■ **Job**:
Scan the listing below. Report each line that includes "data".

--- Start ---

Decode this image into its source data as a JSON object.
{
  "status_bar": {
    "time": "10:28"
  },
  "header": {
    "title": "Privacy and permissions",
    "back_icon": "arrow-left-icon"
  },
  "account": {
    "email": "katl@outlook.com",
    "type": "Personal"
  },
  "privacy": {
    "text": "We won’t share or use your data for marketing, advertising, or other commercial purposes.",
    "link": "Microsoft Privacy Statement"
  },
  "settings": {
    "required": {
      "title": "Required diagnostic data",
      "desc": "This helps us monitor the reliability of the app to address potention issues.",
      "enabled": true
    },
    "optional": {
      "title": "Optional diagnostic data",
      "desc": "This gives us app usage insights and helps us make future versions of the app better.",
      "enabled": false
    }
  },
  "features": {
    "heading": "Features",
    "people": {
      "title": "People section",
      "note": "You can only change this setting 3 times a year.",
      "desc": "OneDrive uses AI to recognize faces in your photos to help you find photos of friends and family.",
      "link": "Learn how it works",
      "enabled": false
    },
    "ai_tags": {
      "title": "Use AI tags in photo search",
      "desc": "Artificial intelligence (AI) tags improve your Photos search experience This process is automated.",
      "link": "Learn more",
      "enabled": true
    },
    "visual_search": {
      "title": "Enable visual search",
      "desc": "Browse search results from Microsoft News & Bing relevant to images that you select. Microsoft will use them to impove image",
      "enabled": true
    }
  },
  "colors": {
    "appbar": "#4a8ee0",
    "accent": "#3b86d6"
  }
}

--- End ---

■ **Correct response**:
Decode this image into its source data as a JSON object.
    "text": "We won’t share or use your data for marketing, advertising, or other commercial purposes.",
      "title": "Required diagnostic data",
      "title": "Optional diagnostic data",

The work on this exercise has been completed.